__Stated problem__
All of the lines below are to be transcribed faithfully, with pictures excluded from the copy.

Records from a collection of figures

>> Start

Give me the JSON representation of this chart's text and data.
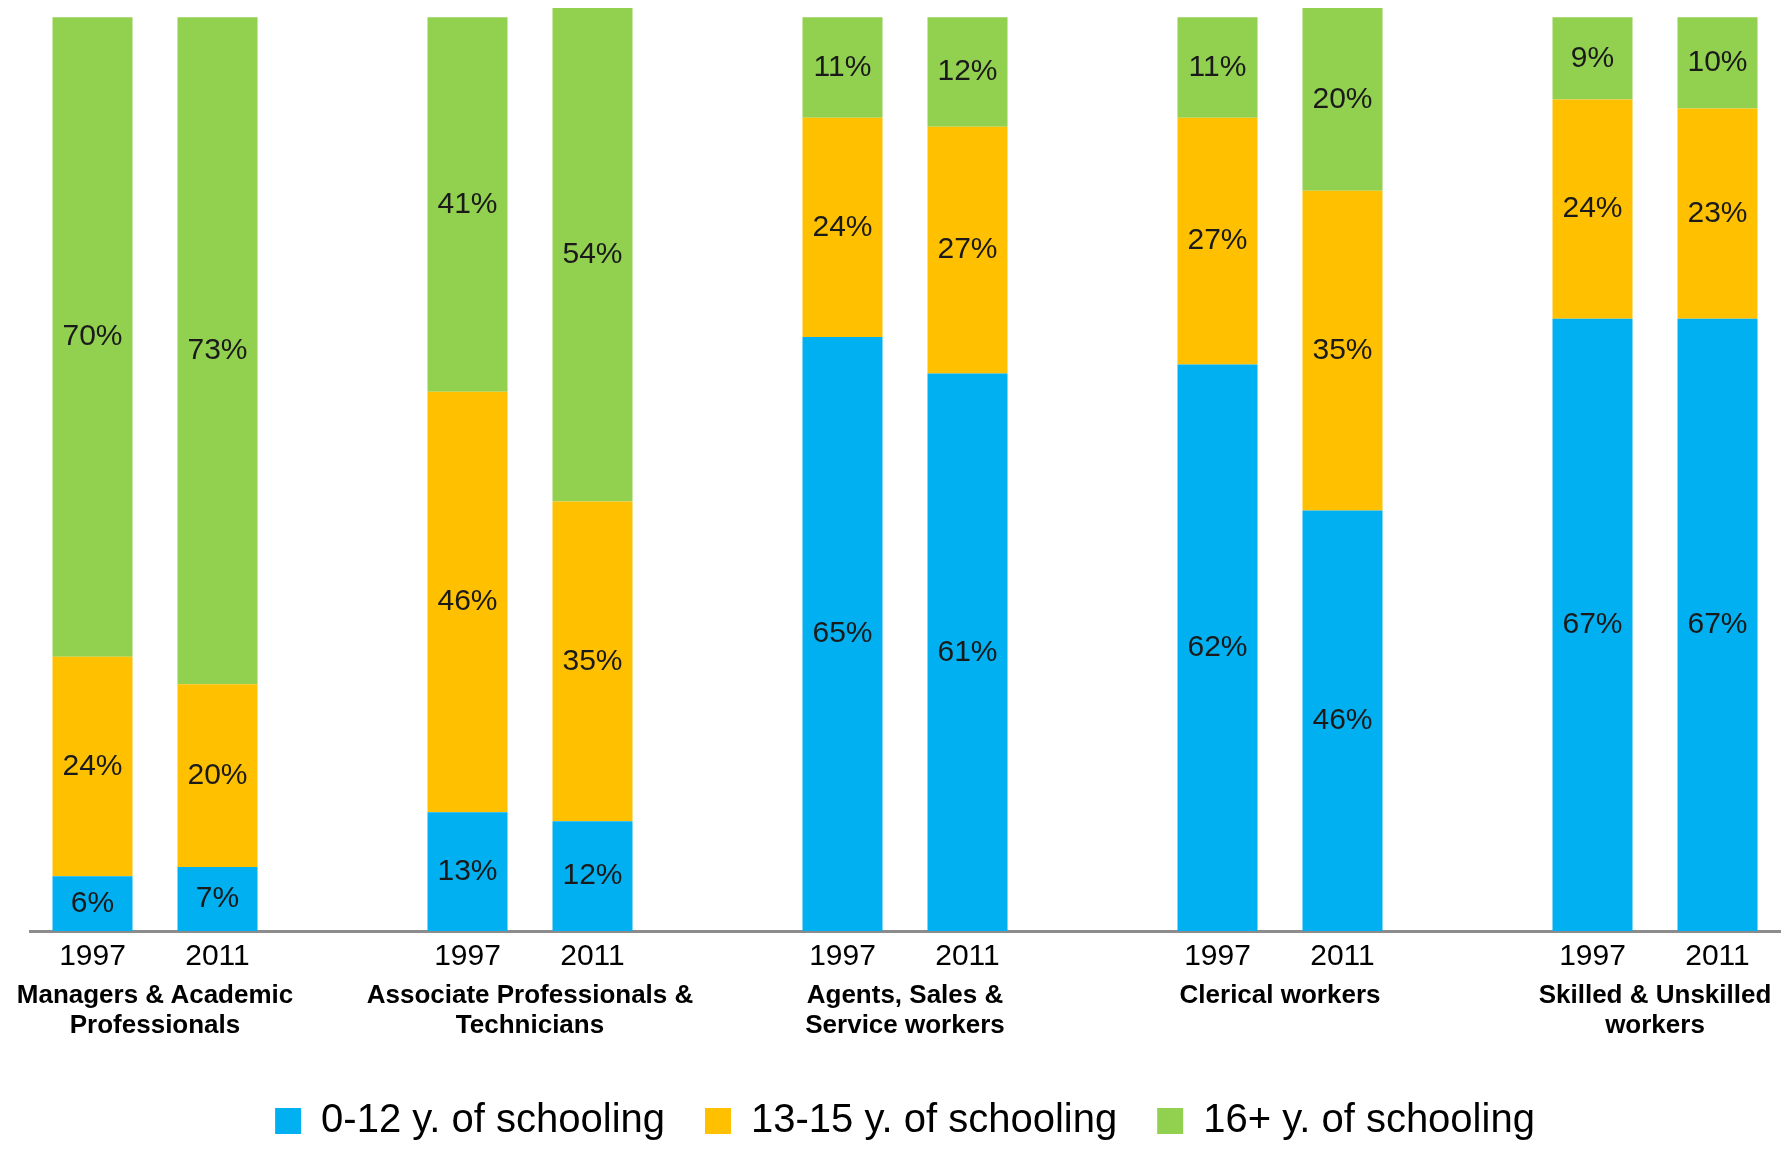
{
  "chart_data": {
    "type": "bar",
    "stacked": true,
    "legend": "bottom",
    "grid": false,
    "categories": [
      "1997",
      "2011",
      null,
      "1997",
      "2011",
      null,
      "1997",
      "2011",
      null,
      "1997",
      "2011",
      null,
      "1997",
      "2011"
    ],
    "series": [
      {
        "name": "0-12 y. of schooling",
        "color": "#00b0f0",
        "values": [
          6,
          7,
          null,
          13,
          12,
          null,
          65,
          61,
          null,
          62,
          46,
          null,
          67,
          67
        ],
        "value_labels": [
          "6%",
          "7%",
          null,
          "13%",
          "12%",
          null,
          "65%",
          "61%",
          null,
          "62%",
          "46%",
          null,
          "67%",
          "67%"
        ]
      },
      {
        "name": "13-15 y. of schooling",
        "color": "#ffc000",
        "values": [
          24,
          20,
          null,
          46,
          35,
          null,
          24,
          27,
          null,
          27,
          35,
          null,
          24,
          23
        ],
        "value_labels": [
          "24%",
          "20%",
          null,
          "46%",
          "35%",
          null,
          "24%",
          "27%",
          null,
          "27%",
          "35%",
          null,
          "24%",
          "23%"
        ]
      },
      {
        "name": "16+ y. of schooling",
        "color": "#92d050",
        "values": [
          70,
          73,
          null,
          41,
          54,
          null,
          11,
          12,
          null,
          11,
          20,
          null,
          9,
          10
        ],
        "value_labels": [
          "70%",
          "73%",
          null,
          "41%",
          "54%",
          null,
          "11%",
          "12%",
          null,
          "11%",
          "20%",
          null,
          "9%",
          "10%"
        ]
      }
    ],
    "annotations": [
      "Managers & Academic\nProfessionals",
      "Associate Professionals &\nTechnicians",
      "Agents, Sales &\nService workers",
      "Clerical workers",
      "Skilled & Unskilled\nworkers"
    ]
  }
}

>> End

__Response__
Give me the JSON representation of this chart's text and data.
{
  "chart_data": {
    "type": "bar",
    "stacked": true,
    "legend": "bottom",
    "grid": false,
    "categories": [
      "1997",
      "2011",
      null,
      "1997",
      "2011",
      null,
      "1997",
      "2011",
      null,
      "1997",
      "2011",
      null,
      "1997",
      "2011"
    ],
    "series": [
      {
        "name": "0-12 y. of schooling",
        "color": "#00b0f0",
        "values": [
          6,
          7,
          null,
          13,
          12,
          null,
          65,
          61,
          null,
          62,
          46,
          null,
          67,
          67
        ],
        "value_labels": [
          "6%",
          "7%",
          null,
          "13%",
          "12%",
          null,
          "65%",
          "61%",
          null,
          "62%",
          "46%",
          null,
          "67%",
          "67%"
        ]
      },
      {
        "name": "13-15 y. of schooling",
        "color": "#ffc000",
        "values": [
          24,
          20,
          null,
          46,
          35,
          null,
          24,
          27,
          null,
          27,
          35,
          null,
          24,
          23
        ],
        "value_labels": [
          "24%",
          "20%",
          null,
          "46%",
          "35%",
          null,
          "24%",
          "27%",
          null,
          "27%",
          "35%",
          null,
          "24%",
          "23%"
        ]
      },
      {
        "name": "16+ y. of schooling",
        "color": "#92d050",
        "values": [
          70,
          73,
          null,
          41,
          54,
          null,
          11,
          12,
          null,
          11,
          20,
          null,
          9,
          10
        ],
        "value_labels": [
          "70%",
          "73%",
          null,
          "41%",
          "54%",
          null,
          "11%",
          "12%",
          null,
          "11%",
          "20%",
          null,
          "9%",
          "10%"
        ]
      }
    ],
    "annotations": [
      "Managers & Academic\nProfessionals",
      "Associate Professionals &\nTechnicians",
      "Agents, Sales &\nService workers",
      "Clerical workers",
      "Skilled & Unskilled\nworkers"
    ]
  }
}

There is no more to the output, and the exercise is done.